** Begin Data provided **

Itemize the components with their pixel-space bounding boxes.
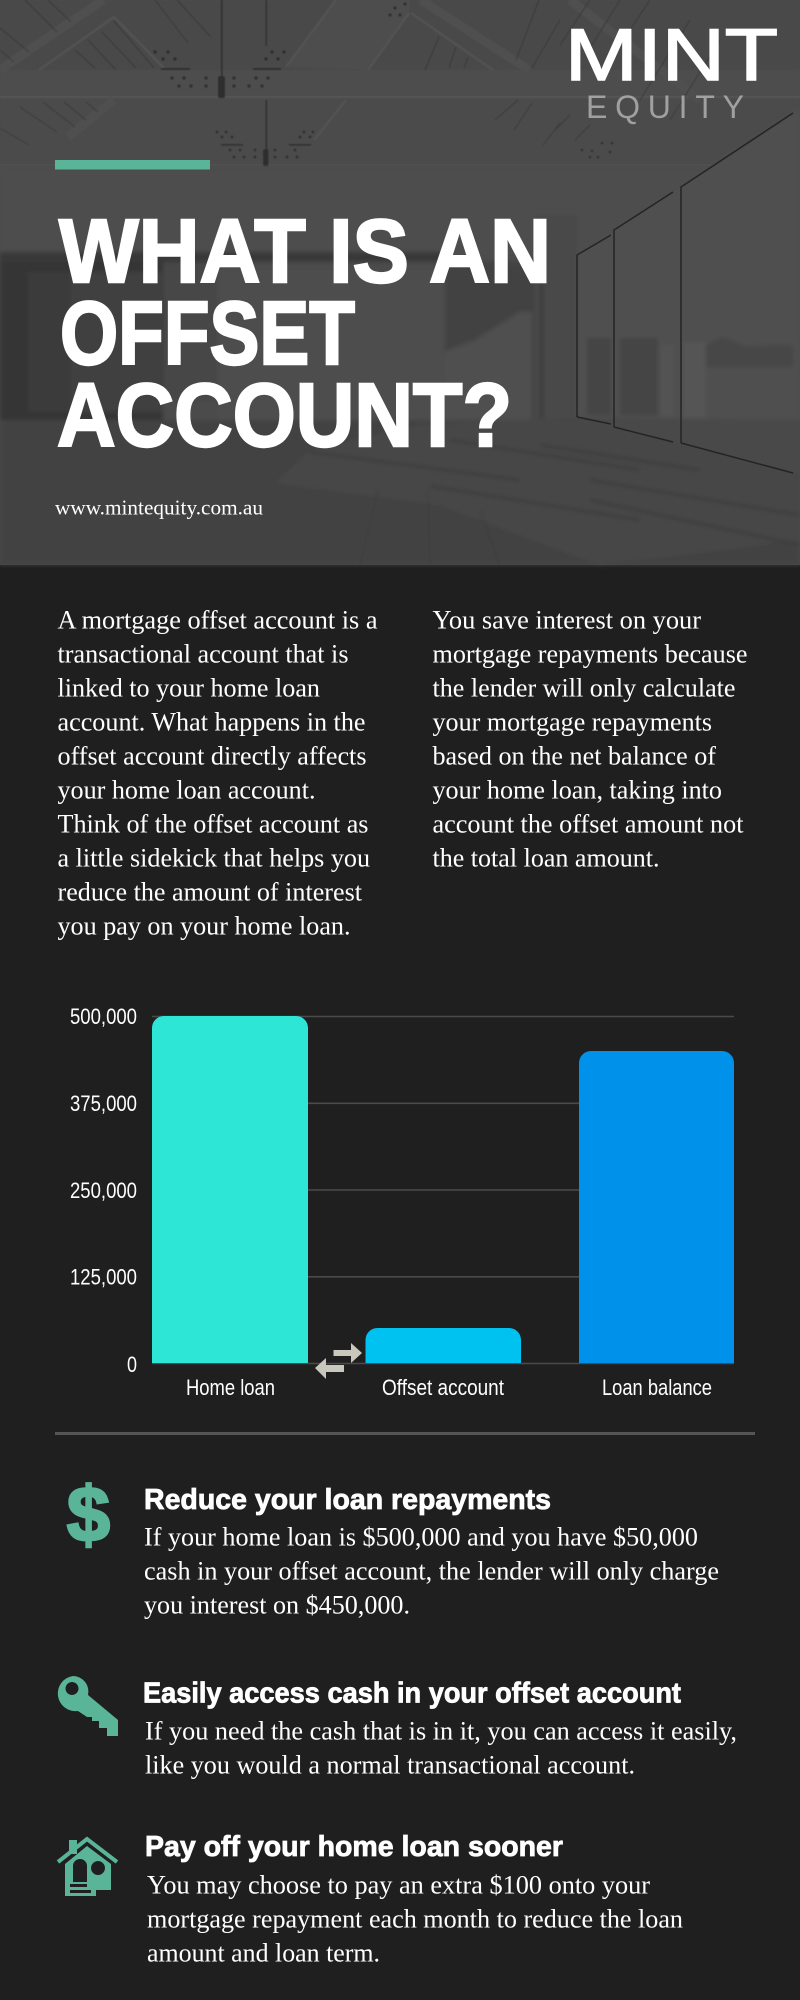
floor bbox=[0, 420, 800, 565]
icon: key bbox=[58, 1676, 118, 1736]
panel: hero photo background bbox=[0, 0, 800, 565]
y axis labels: 250,000 bbox=[70, 1178, 137, 1203]
text block: left column: A mortgage offset account is a bbox=[58, 605, 378, 635]
title bbox=[57, 202, 551, 466]
arrow: to home loan bbox=[315, 1358, 344, 1379]
icon: dollar: $ bbox=[67, 1470, 110, 1558]
text block: right column: account the offset amount not bbox=[432, 809, 744, 839]
bar: loan balance bbox=[579, 1051, 734, 1363]
text block: left column: reduce the amount of interest bbox=[58, 877, 363, 907]
title: WHAT IS AN bbox=[59, 202, 551, 302]
benefit: access cash: like you would a normal transactional account. bbox=[145, 1750, 635, 1780]
text block: right column: based on the net balance of bbox=[432, 741, 716, 771]
benefit: pay off sooner: You may choose to pay an extra $100 onto your bbox=[147, 1870, 650, 1900]
benefit: access cash bbox=[143, 1678, 737, 1780]
bar: home loan bbox=[152, 1016, 308, 1363]
y axis labels: 125,000 bbox=[70, 1264, 137, 1290]
arrow: to offset account bbox=[334, 1343, 362, 1363]
text block: right column: the lender will only calculate bbox=[432, 673, 736, 703]
text block: right column: mortgage repayments because bbox=[432, 639, 748, 669]
text block: right column: You save interest on your bbox=[432, 605, 701, 635]
text block: left column: Think of the offset account as bbox=[58, 809, 368, 839]
benefit: reduce repayments: cash in your offset account, the lender will only charge bbox=[144, 1556, 719, 1586]
y axis labels: 0 bbox=[127, 1352, 137, 1377]
x axis labels: Home loan bbox=[186, 1375, 275, 1400]
benefit: pay off sooner: Pay off your home loan sooner bbox=[145, 1831, 563, 1863]
window frames bbox=[577, 113, 793, 473]
icon: house bbox=[58, 1839, 117, 1896]
website url: www.mintequity.com.au bbox=[55, 496, 263, 520]
x axis labels: Offset account bbox=[382, 1375, 504, 1400]
text block: left column: your home loan account. bbox=[58, 775, 316, 805]
text block: left column bbox=[58, 605, 378, 941]
bar: offset account bbox=[366, 1328, 521, 1363]
divider bbox=[55, 1432, 755, 1435]
benefit: reduce repayments: you interest on $450,000. bbox=[144, 1590, 410, 1620]
x axis labels: Loan balance bbox=[602, 1375, 712, 1400]
text block: left column: transactional account that is bbox=[58, 639, 348, 669]
y axis labels bbox=[70, 1004, 137, 1377]
text block: left column: you pay on your home loan. bbox=[58, 911, 350, 941]
benefit: access cash: If you need the cash that is in it, you can access it easily, bbox=[145, 1716, 737, 1746]
text block: right column: your home loan, taking into bbox=[432, 775, 722, 805]
title: ACCOUNT? bbox=[57, 366, 512, 466]
text block: left column: a little sidekick that helps you bbox=[58, 843, 370, 873]
back wall bbox=[0, 168, 800, 258]
logo wordmark: MINT bbox=[565, 15, 778, 96]
text block: left column: linked to your home loan bbox=[58, 673, 320, 703]
y axis labels: 375,000 bbox=[70, 1091, 137, 1116]
benefit: pay off sooner bbox=[145, 1831, 683, 1968]
x axis labels bbox=[186, 1375, 712, 1400]
text block: left column: account. What happens in the bbox=[58, 707, 366, 737]
bar chart bbox=[70, 1004, 734, 1400]
text block: left column: offset account directly affects bbox=[58, 741, 366, 771]
text block: right column bbox=[432, 605, 748, 873]
benefit: reduce repayments bbox=[144, 1484, 719, 1620]
logo subtitle: EQUITY bbox=[586, 89, 744, 125]
accent bar bbox=[55, 160, 210, 170]
benefit: pay off sooner: mortgage repayment each month to reduce the loan bbox=[147, 1904, 683, 1934]
text block: right column: your mortgage repayments bbox=[432, 707, 712, 737]
benefit: reduce repayments: Reduce your loan repayments bbox=[144, 1484, 551, 1516]
window panes bbox=[577, 108, 800, 475]
logo bbox=[565, 15, 778, 125]
benefit: pay off sooner: amount and loan term. bbox=[147, 1938, 380, 1968]
benefit: access cash: Easily access cash in your offset account bbox=[143, 1678, 681, 1710]
title: OFFSET bbox=[60, 284, 355, 384]
y axis labels: 500,000 bbox=[70, 1004, 137, 1029]
text block: right column: the total loan amount. bbox=[432, 843, 660, 873]
benefit: reduce repayments: If your home loan is $500,000 and you have $50,000 bbox=[144, 1522, 698, 1552]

** End Data provided **

### Task prompt:
Could you set down, unchanged, the entries from the line with "floor bbox=[0, 420, 800, 565]" up to and including the line with "text block: right column: account"?

### Response to this task:
floor bbox=[0, 420, 800, 565]
icon: key bbox=[58, 1676, 118, 1736]
panel: hero photo background bbox=[0, 0, 800, 565]
y axis labels: 250,000 bbox=[70, 1178, 137, 1203]
text block: left column: A mortgage offset account is a bbox=[58, 605, 378, 635]
title bbox=[57, 202, 551, 466]
arrow: to home loan bbox=[315, 1358, 344, 1379]
icon: dollar: $ bbox=[67, 1470, 110, 1558]
text block: right column: account the offset amount not bbox=[432, 809, 744, 839]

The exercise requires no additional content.